## Your instructions
Using the listing below, select the lines with the word "南昌市豫章小学" and copy them.

+ + + + +

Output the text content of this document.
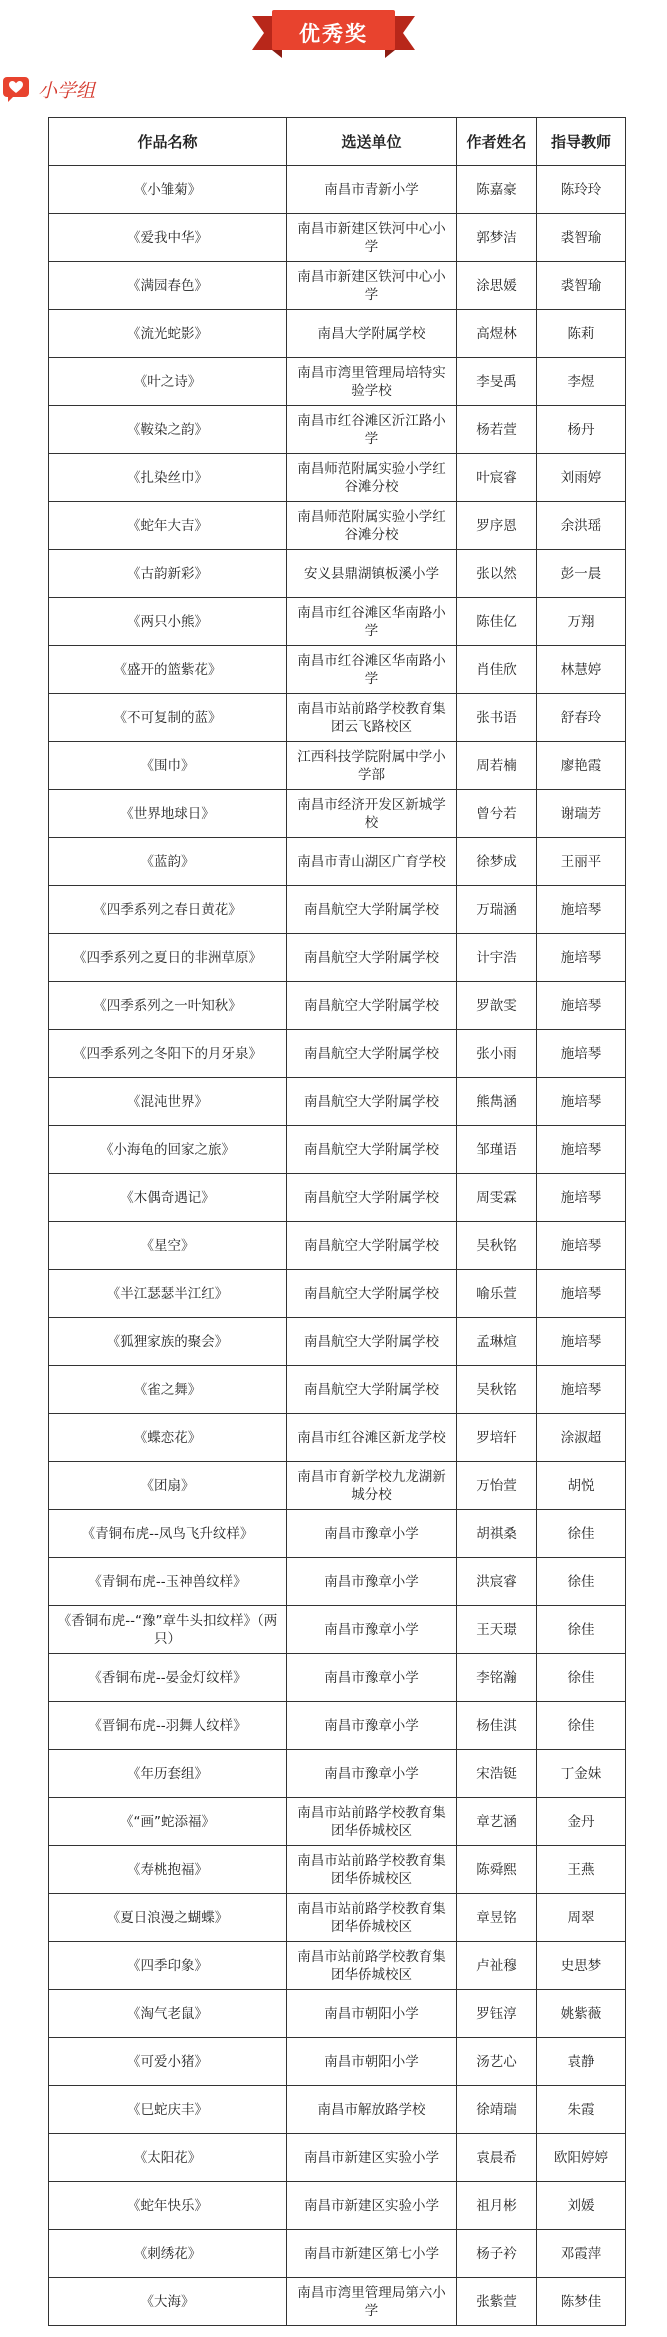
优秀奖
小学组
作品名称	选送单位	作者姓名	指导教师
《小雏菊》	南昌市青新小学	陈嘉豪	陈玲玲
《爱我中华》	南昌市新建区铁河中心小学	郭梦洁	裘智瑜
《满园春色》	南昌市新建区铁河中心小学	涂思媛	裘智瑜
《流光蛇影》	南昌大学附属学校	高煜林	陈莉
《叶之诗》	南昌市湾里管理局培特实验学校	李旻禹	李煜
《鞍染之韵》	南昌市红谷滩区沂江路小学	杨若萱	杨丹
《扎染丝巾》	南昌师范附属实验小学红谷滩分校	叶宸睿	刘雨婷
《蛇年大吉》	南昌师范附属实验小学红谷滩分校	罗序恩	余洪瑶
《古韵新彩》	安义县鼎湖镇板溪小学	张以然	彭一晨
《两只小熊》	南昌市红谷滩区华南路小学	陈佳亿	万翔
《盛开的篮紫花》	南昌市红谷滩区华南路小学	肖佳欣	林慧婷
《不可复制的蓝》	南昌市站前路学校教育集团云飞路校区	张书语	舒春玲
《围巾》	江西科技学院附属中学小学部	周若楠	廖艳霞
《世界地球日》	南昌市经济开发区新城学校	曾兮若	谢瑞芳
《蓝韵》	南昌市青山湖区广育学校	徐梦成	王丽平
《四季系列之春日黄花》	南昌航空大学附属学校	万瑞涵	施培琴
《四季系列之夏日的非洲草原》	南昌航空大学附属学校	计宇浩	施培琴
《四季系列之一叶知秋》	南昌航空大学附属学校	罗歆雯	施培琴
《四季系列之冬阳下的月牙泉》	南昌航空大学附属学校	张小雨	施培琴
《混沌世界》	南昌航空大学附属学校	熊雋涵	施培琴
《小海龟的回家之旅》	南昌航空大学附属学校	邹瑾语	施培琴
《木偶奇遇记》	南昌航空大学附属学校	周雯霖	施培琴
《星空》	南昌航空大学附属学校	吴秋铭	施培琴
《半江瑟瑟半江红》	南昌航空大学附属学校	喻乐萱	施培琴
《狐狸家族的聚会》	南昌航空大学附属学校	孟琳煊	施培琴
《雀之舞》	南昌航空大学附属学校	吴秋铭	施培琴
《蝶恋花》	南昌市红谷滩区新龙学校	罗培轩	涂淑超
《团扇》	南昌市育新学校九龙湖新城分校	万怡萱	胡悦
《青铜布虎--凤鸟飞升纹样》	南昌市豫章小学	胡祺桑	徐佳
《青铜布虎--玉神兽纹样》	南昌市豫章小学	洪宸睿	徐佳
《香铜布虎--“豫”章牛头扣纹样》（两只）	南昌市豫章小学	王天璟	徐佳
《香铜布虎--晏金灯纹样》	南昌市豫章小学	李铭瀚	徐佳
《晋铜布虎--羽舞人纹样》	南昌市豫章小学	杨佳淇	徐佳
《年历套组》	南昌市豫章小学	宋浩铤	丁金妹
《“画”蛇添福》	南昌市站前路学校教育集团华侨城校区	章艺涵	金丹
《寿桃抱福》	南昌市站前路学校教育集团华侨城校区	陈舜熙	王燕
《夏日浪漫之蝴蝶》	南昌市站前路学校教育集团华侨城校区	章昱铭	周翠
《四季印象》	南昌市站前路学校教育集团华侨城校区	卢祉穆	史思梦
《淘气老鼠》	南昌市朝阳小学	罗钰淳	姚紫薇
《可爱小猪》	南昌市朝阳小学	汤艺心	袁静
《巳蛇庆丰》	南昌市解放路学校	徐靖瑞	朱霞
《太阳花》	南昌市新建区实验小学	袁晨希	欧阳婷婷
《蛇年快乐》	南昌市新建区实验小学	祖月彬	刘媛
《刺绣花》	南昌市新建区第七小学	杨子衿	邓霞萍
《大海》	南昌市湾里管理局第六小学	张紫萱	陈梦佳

+ + + + +

## Result of this exercise
《青铜布虎--凤鸟飞升纹样》	南昌市豫章小学	胡祺桑	徐佳
《青铜布虎--玉神兽纹样》	南昌市豫章小学	洪宸睿	徐佳
《香铜布虎--“豫”章牛头扣纹样》（两只）	南昌市豫章小学	王天璟	徐佳
《香铜布虎--晏金灯纹样》	南昌市豫章小学	李铭瀚	徐佳
《晋铜布虎--羽舞人纹样》	南昌市豫章小学	杨佳淇	徐佳
《年历套组》	南昌市豫章小学	宋浩铤	丁金妹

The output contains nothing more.